Records from a data collection
————————

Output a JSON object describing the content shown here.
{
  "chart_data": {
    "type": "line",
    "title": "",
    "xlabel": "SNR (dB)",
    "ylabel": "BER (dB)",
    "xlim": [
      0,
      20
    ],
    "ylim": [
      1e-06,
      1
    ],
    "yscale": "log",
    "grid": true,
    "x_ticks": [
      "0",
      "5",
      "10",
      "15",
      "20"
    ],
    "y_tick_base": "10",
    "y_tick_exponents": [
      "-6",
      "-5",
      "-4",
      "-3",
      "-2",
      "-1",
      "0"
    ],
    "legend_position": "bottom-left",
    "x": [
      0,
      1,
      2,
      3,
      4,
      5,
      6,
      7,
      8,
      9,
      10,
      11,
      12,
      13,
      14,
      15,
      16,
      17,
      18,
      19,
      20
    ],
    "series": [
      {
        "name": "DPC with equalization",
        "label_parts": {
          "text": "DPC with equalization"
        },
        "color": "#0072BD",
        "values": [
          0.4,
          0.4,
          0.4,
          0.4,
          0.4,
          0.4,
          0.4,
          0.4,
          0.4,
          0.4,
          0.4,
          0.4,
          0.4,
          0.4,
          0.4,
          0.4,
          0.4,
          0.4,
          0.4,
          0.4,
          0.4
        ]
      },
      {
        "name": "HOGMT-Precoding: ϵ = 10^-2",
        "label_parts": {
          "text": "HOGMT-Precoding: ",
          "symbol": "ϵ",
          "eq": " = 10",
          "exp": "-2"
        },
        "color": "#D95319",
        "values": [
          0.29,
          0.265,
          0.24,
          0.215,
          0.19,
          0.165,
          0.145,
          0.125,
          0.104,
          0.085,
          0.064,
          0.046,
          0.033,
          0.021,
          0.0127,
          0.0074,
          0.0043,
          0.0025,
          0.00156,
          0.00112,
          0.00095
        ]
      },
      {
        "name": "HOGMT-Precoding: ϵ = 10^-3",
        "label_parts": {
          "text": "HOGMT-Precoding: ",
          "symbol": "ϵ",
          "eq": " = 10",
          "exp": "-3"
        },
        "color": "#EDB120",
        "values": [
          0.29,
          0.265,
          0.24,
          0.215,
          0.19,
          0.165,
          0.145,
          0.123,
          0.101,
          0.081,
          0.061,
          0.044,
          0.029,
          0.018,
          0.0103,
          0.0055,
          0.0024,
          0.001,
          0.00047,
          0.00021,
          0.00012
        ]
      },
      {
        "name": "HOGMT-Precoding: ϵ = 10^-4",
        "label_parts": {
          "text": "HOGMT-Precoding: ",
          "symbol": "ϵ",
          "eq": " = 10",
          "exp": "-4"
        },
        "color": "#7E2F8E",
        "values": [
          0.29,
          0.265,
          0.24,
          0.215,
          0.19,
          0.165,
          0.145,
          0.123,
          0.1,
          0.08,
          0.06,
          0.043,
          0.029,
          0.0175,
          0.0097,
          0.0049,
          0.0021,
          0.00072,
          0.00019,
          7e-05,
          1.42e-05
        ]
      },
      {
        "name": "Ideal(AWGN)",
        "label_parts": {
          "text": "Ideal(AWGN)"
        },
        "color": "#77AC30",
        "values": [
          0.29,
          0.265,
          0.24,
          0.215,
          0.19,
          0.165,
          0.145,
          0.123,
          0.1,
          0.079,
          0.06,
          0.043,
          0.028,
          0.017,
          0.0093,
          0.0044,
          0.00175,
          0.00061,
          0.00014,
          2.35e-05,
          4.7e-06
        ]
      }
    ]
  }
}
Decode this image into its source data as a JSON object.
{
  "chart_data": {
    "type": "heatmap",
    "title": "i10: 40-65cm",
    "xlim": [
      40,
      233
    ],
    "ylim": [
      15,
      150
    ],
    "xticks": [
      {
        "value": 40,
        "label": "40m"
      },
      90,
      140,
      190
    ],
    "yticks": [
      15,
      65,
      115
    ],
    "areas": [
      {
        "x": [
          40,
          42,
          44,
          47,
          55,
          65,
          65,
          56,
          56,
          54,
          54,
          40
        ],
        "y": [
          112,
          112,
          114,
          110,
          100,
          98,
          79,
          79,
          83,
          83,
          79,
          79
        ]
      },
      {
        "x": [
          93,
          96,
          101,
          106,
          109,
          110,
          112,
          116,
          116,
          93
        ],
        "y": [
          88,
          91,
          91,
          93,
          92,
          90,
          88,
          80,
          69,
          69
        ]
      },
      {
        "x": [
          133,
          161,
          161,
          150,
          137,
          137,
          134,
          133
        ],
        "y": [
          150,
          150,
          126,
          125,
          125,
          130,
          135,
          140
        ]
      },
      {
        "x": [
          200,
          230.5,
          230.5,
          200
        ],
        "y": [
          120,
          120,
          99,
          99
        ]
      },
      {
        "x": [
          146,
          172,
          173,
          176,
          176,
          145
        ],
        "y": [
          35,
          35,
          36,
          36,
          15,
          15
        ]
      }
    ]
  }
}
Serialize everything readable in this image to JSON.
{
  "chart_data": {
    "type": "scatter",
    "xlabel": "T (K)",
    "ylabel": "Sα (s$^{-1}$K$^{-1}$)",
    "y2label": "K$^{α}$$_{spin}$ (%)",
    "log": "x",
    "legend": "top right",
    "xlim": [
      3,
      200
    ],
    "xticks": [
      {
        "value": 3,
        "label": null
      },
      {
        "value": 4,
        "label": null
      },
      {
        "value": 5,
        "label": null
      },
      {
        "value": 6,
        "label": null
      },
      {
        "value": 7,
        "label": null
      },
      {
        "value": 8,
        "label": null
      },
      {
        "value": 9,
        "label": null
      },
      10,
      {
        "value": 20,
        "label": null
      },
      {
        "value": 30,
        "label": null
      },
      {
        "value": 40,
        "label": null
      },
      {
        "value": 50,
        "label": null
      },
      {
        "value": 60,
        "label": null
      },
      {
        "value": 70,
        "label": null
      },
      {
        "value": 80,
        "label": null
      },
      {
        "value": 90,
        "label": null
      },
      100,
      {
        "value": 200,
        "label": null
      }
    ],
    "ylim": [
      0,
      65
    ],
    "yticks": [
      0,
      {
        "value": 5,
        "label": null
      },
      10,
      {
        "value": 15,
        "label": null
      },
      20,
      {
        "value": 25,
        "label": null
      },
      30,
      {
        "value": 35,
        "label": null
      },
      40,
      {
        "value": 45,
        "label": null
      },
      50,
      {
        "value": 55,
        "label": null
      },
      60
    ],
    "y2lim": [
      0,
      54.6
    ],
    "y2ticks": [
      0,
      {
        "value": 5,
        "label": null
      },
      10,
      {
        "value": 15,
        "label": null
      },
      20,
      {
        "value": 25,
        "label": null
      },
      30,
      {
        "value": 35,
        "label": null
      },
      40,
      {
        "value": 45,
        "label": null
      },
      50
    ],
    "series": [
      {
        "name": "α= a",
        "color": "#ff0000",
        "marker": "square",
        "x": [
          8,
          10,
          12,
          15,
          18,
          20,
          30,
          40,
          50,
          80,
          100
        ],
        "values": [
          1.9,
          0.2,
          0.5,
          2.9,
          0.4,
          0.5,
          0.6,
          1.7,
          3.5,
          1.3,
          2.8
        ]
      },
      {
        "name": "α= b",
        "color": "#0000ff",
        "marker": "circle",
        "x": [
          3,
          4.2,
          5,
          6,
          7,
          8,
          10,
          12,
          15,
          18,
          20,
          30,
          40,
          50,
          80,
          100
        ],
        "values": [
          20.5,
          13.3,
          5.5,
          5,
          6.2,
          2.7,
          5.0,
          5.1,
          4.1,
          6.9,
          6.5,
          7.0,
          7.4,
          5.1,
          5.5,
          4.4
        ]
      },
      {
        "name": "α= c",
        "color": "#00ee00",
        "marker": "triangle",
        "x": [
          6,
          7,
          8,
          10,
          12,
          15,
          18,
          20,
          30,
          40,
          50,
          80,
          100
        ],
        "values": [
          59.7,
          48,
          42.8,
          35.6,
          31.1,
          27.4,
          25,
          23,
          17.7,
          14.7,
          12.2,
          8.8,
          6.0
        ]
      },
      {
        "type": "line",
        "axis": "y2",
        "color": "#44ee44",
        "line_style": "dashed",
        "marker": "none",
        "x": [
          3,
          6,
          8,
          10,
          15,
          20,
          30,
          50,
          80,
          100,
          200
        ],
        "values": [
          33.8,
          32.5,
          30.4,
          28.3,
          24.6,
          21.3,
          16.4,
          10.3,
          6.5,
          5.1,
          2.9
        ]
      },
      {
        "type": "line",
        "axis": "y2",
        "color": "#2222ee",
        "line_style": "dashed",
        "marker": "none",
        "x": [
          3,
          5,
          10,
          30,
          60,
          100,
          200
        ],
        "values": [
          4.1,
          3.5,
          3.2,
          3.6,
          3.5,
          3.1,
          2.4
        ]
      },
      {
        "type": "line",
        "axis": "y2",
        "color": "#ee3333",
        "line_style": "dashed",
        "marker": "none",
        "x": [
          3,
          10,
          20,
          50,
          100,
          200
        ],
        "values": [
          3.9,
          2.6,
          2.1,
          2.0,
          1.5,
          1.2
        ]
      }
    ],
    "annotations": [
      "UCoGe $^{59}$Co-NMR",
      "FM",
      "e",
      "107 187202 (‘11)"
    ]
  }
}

————————

Written problem
Look through the listing above and count the lines where the string "with" appears. Report the number only.

Exercise response
2